> BRIEF
Write out the material again exactly, please, and omit the pictures.
§
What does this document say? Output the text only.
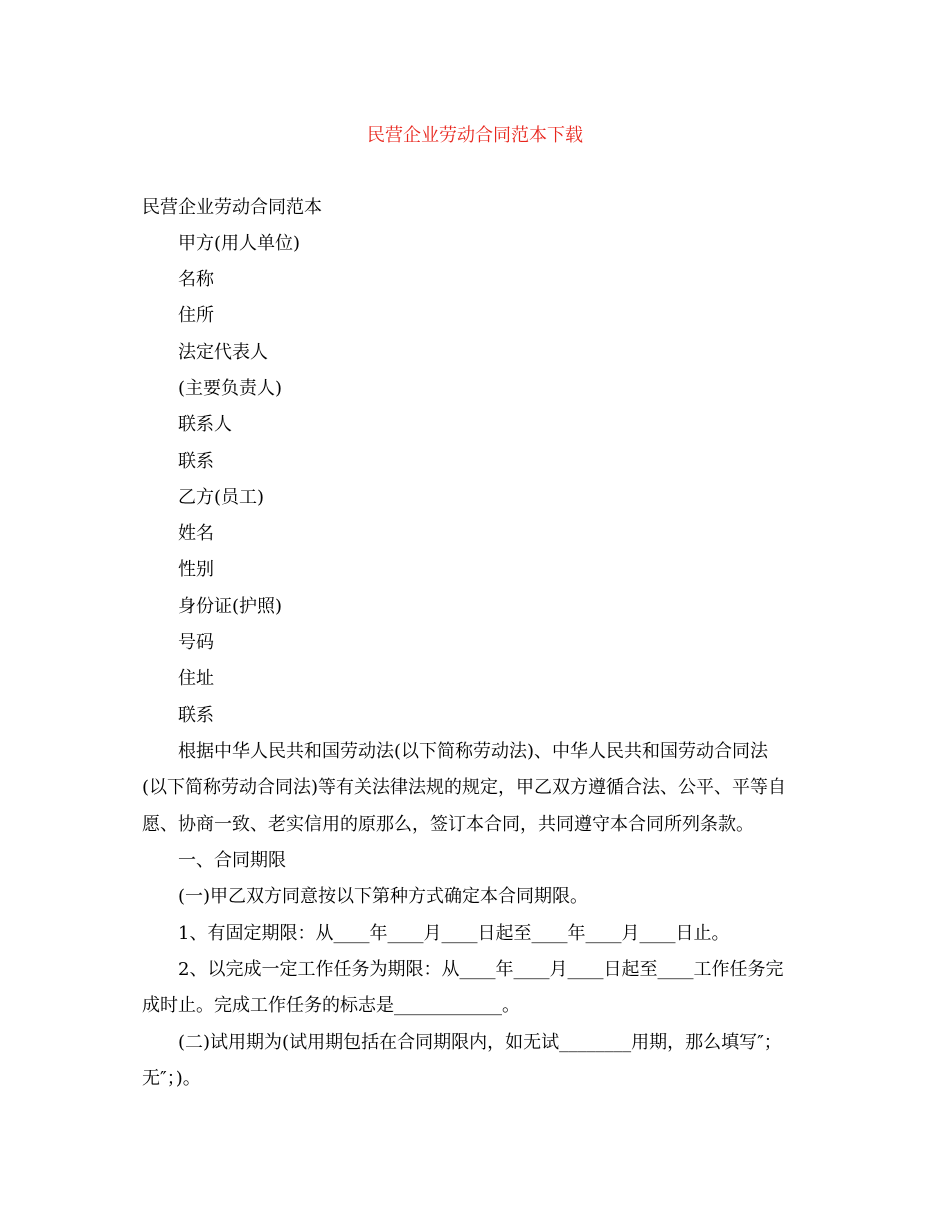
民营企业劳动合同范本下载
民营企业劳动合同范本
甲方(用人单位)
名称
住所
法定代表人
(主要负责人)
联系人
联系
乙方(员工)
姓名
性别
身份证(护照)
号码
住址
联系
根据中华人民共和国劳动法(以下简称劳动法)、中华人民共和国劳动合同法
(以下简称劳动合同法)等有关法律法规的规定，甲乙双方遵循合法、公平、平等自
愿、协商一致、老实信用的原那么，签订本合同，共同遵守本合同所列条款。
一、合同期限
(一)甲乙双方同意按以下第种方式确定本合同期限。
1、有固定期限：从____年____月____日起至____年____月____日止。
2、以完成一定工作任务为期限：从____年____月____日起至____工作任务完
成时止。完成工作任务的标志是____________。
(二)试用期为(试用期包括在合同期限内，如无试________用期，那么填写″；
无″；)。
§
> THE RESULT
What does this document say? Output the text only.
民营企业劳动合同范本下载
民营企业劳动合同范本
甲方(用人单位)
名称
住所
法定代表人
(主要负责人)
联系人
联系
乙方(员工)
姓名
性别
身份证(护照)
号码
住址
联系
根据中华人民共和国劳动法(以下简称劳动法)、中华人民共和国劳动合同法
(以下简称劳动合同法)等有关法律法规的规定，甲乙双方遵循合法、公平、平等自
愿、协商一致、老实信用的原那么，签订本合同，共同遵守本合同所列条款。
一、合同期限
(一)甲乙双方同意按以下第种方式确定本合同期限。
1、有固定期限：从____年____月____日起至____年____月____日止。
2、以完成一定工作任务为期限：从____年____月____日起至____工作任务完
成时止。完成工作任务的标志是____________。
(二)试用期为(试用期包括在合同期限内，如无试________用期，那么填写″；
无″；)。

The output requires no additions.